• SUPPLIED MATERIAL:
******************************

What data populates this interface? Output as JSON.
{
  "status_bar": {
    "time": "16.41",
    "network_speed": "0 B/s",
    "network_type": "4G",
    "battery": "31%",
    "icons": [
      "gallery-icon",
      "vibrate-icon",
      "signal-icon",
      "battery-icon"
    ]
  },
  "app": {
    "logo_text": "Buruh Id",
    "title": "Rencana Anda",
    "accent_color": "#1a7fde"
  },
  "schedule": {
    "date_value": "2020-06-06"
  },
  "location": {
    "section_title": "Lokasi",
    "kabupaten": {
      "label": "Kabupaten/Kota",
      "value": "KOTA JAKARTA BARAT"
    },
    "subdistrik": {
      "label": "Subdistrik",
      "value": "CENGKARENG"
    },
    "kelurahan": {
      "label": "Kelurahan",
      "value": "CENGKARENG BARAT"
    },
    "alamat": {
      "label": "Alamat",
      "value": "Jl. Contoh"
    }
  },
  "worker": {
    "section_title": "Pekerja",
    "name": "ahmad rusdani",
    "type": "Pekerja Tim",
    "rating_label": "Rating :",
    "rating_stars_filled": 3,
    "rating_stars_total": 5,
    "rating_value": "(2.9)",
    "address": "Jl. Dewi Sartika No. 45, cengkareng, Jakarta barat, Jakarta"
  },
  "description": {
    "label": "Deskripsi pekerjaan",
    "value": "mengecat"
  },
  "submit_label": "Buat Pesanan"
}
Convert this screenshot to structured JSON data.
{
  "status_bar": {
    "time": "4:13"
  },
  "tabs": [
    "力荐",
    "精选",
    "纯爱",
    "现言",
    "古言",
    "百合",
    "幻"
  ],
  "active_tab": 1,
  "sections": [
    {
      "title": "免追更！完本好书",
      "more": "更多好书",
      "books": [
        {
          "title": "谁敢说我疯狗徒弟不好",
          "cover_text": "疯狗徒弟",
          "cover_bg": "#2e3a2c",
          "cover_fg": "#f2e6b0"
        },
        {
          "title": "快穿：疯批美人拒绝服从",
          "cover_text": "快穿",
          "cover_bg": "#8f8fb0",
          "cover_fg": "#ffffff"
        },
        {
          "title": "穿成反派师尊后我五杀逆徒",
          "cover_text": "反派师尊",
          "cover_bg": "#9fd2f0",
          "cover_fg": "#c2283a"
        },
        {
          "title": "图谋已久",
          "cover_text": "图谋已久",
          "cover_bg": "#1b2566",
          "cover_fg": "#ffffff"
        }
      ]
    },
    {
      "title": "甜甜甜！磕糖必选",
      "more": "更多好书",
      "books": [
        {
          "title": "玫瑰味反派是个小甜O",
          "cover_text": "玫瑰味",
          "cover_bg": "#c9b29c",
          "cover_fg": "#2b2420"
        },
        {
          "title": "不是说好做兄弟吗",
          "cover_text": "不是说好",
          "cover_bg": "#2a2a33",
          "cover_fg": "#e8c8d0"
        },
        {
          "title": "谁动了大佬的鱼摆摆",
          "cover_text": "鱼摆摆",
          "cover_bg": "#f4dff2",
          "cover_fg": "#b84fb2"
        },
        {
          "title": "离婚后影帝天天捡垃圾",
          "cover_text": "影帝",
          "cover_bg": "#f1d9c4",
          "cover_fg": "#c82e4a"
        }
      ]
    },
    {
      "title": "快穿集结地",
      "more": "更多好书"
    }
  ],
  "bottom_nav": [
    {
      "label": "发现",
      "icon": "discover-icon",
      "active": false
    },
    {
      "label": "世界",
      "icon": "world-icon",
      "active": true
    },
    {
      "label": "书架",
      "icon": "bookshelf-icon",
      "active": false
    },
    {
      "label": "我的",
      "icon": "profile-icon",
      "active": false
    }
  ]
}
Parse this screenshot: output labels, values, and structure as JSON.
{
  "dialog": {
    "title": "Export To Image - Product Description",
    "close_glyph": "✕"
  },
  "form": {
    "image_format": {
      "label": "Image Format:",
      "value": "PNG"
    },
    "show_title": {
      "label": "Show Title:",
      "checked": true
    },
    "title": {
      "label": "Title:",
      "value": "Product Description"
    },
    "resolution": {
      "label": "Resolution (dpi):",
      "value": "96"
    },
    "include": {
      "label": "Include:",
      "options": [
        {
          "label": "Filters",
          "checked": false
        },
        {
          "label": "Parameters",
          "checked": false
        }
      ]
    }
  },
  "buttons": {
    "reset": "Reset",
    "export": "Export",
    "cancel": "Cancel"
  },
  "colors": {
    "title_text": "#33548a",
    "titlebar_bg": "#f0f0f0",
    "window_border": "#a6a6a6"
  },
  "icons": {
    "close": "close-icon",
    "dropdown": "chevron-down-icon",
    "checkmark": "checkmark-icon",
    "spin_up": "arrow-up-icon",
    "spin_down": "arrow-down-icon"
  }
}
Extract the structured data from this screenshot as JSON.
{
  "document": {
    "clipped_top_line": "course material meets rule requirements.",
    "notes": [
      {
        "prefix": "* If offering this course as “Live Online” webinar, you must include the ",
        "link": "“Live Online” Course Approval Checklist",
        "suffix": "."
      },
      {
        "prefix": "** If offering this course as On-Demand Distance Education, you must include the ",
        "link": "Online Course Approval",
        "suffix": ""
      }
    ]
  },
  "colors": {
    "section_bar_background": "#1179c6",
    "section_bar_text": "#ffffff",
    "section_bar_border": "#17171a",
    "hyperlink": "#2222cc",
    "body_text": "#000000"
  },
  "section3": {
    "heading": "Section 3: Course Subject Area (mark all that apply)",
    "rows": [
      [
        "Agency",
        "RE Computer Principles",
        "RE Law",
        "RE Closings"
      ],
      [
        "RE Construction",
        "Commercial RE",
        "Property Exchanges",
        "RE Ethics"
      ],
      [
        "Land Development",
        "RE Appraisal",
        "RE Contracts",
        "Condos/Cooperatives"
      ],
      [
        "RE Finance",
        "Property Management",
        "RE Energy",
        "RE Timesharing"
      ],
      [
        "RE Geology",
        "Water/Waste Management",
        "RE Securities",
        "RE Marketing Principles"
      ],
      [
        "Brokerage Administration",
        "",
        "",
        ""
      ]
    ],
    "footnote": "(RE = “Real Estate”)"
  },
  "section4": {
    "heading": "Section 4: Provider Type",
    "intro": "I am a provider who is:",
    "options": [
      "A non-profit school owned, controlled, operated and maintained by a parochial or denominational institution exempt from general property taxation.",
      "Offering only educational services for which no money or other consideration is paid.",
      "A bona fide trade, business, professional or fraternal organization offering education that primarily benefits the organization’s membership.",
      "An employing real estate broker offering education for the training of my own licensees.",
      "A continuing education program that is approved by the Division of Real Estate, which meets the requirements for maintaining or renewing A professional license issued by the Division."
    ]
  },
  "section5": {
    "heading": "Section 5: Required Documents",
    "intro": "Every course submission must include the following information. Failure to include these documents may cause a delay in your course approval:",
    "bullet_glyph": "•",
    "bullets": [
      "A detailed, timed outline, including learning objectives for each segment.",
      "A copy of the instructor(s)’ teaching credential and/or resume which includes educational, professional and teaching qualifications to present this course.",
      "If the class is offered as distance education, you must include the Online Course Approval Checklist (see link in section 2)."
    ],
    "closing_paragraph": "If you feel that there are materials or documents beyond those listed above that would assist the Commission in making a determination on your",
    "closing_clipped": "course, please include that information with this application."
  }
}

******************************

• WHAT IS EXPECTED:
Write the complete data out, exactly as above.

• PROBLEM SOLUTION:
What data populates this interface? Output as JSON.
{
  "status_bar": {
    "time": "16.41",
    "network_speed": "0 B/s",
    "network_type": "4G",
    "battery": "31%",
    "icons": [
      "gallery-icon",
      "vibrate-icon",
      "signal-icon",
      "battery-icon"
    ]
  },
  "app": {
    "logo_text": "Buruh Id",
    "title": "Rencana Anda",
    "accent_color": "#1a7fde"
  },
  "schedule": {
    "date_value": "2020-06-06"
  },
  "location": {
    "section_title": "Lokasi",
    "kabupaten": {
      "label": "Kabupaten/Kota",
      "value": "KOTA JAKARTA BARAT"
    },
    "subdistrik": {
      "label": "Subdistrik",
      "value": "CENGKARENG"
    },
    "kelurahan": {
      "label": "Kelurahan",
      "value": "CENGKARENG BARAT"
    },
    "alamat": {
      "label": "Alamat",
      "value": "Jl. Contoh"
    }
  },
  "worker": {
    "section_title": "Pekerja",
    "name": "ahmad rusdani",
    "type": "Pekerja Tim",
    "rating_label": "Rating :",
    "rating_stars_filled": 3,
    "rating_stars_total": 5,
    "rating_value": "(2.9)",
    "address": "Jl. Dewi Sartika No. 45, cengkareng, Jakarta barat, Jakarta"
  },
  "description": {
    "label": "Deskripsi pekerjaan",
    "value": "mengecat"
  },
  "submit_label": "Buat Pesanan"
}
Convert this screenshot to structured JSON data.
{
  "status_bar": {
    "time": "4:13"
  },
  "tabs": [
    "力荐",
    "精选",
    "纯爱",
    "现言",
    "古言",
    "百合",
    "幻"
  ],
  "active_tab": 1,
  "sections": [
    {
      "title": "免追更！完本好书",
      "more": "更多好书",
      "books": [
        {
          "title": "谁敢说我疯狗徒弟不好",
          "cover_text": "疯狗徒弟",
          "cover_bg": "#2e3a2c",
          "cover_fg": "#f2e6b0"
        },
        {
          "title": "快穿：疯批美人拒绝服从",
          "cover_text": "快穿",
          "cover_bg": "#8f8fb0",
          "cover_fg": "#ffffff"
        },
        {
          "title": "穿成反派师尊后我五杀逆徒",
          "cover_text": "反派师尊",
          "cover_bg": "#9fd2f0",
          "cover_fg": "#c2283a"
        },
        {
          "title": "图谋已久",
          "cover_text": "图谋已久",
          "cover_bg": "#1b2566",
          "cover_fg": "#ffffff"
        }
      ]
    },
    {
      "title": "甜甜甜！磕糖必选",
      "more": "更多好书",
      "books": [
        {
          "title": "玫瑰味反派是个小甜O",
          "cover_text": "玫瑰味",
          "cover_bg": "#c9b29c",
          "cover_fg": "#2b2420"
        },
        {
          "title": "不是说好做兄弟吗",
          "cover_text": "不是说好",
          "cover_bg": "#2a2a33",
          "cover_fg": "#e8c8d0"
        },
        {
          "title": "谁动了大佬的鱼摆摆",
          "cover_text": "鱼摆摆",
          "cover_bg": "#f4dff2",
          "cover_fg": "#b84fb2"
        },
        {
          "title": "离婚后影帝天天捡垃圾",
          "cover_text": "影帝",
          "cover_bg": "#f1d9c4",
          "cover_fg": "#c82e4a"
        }
      ]
    },
    {
      "title": "快穿集结地",
      "more": "更多好书"
    }
  ],
  "bottom_nav": [
    {
      "label": "发现",
      "icon": "discover-icon",
      "active": false
    },
    {
      "label": "世界",
      "icon": "world-icon",
      "active": true
    },
    {
      "label": "书架",
      "icon": "bookshelf-icon",
      "active": false
    },
    {
      "label": "我的",
      "icon": "profile-icon",
      "active": false
    }
  ]
}
Parse this screenshot: output labels, values, and structure as JSON.
{
  "dialog": {
    "title": "Export To Image - Product Description",
    "close_glyph": "✕"
  },
  "form": {
    "image_format": {
      "label": "Image Format:",
      "value": "PNG"
    },
    "show_title": {
      "label": "Show Title:",
      "checked": true
    },
    "title": {
      "label": "Title:",
      "value": "Product Description"
    },
    "resolution": {
      "label": "Resolution (dpi):",
      "value": "96"
    },
    "include": {
      "label": "Include:",
      "options": [
        {
          "label": "Filters",
          "checked": false
        },
        {
          "label": "Parameters",
          "checked": false
        }
      ]
    }
  },
  "buttons": {
    "reset": "Reset",
    "export": "Export",
    "cancel": "Cancel"
  },
  "colors": {
    "title_text": "#33548a",
    "titlebar_bg": "#f0f0f0",
    "window_border": "#a6a6a6"
  },
  "icons": {
    "close": "close-icon",
    "dropdown": "chevron-down-icon",
    "checkmark": "checkmark-icon",
    "spin_up": "arrow-up-icon",
    "spin_down": "arrow-down-icon"
  }
}
Extract the structured data from this screenshot as JSON.
{
  "document": {
    "clipped_top_line": "course material meets rule requirements.",
    "notes": [
      {
        "prefix": "* If offering this course as “Live Online” webinar, you must include the ",
        "link": "“Live Online” Course Approval Checklist",
        "suffix": "."
      },
      {
        "prefix": "** If offering this course as On-Demand Distance Education, you must include the ",
        "link": "Online Course Approval",
        "suffix": ""
      }
    ]
  },
  "colors": {
    "section_bar_background": "#1179c6",
    "section_bar_text": "#ffffff",
    "section_bar_border": "#17171a",
    "hyperlink": "#2222cc",
    "body_text": "#000000"
  },
  "section3": {
    "heading": "Section 3: Course Subject Area (mark all that apply)",
    "rows": [
      [
        "Agency",
        "RE Computer Principles",
        "RE Law",
        "RE Closings"
      ],
      [
        "RE Construction",
        "Commercial RE",
        "Property Exchanges",
        "RE Ethics"
      ],
      [
        "Land Development",
        "RE Appraisal",
        "RE Contracts",
        "Condos/Cooperatives"
      ],
      [
        "RE Finance",
        "Property Management",
        "RE Energy",
        "RE Timesharing"
      ],
      [
        "RE Geology",
        "Water/Waste Management",
        "RE Securities",
        "RE Marketing Principles"
      ],
      [
        "Brokerage Administration",
        "",
        "",
        ""
      ]
    ],
    "footnote": "(RE = “Real Estate”)"
  },
  "section4": {
    "heading": "Section 4: Provider Type",
    "intro": "I am a provider who is:",
    "options": [
      "A non-profit school owned, controlled, operated and maintained by a parochial or denominational institution exempt from general property taxation.",
      "Offering only educational services for which no money or other consideration is paid.",
      "A bona fide trade, business, professional or fraternal organization offering education that primarily benefits the organization’s membership.",
      "An employing real estate broker offering education for the training of my own licensees.",
      "A continuing education program that is approved by the Division of Real Estate, which meets the requirements for maintaining or renewing A professional license issued by the Division."
    ]
  },
  "section5": {
    "heading": "Section 5: Required Documents",
    "intro": "Every course submission must include the following information. Failure to include these documents may cause a delay in your course approval:",
    "bullet_glyph": "•",
    "bullets": [
      "A detailed, timed outline, including learning objectives for each segment.",
      "A copy of the instructor(s)’ teaching credential and/or resume which includes educational, professional and teaching qualifications to present this course.",
      "If the class is offered as distance education, you must include the Online Course Approval Checklist (see link in section 2)."
    ],
    "closing_paragraph": "If you feel that there are materials or documents beyond those listed above that would assist the Commission in making a determination on your",
    "closing_clipped": "course, please include that information with this application."
  }
}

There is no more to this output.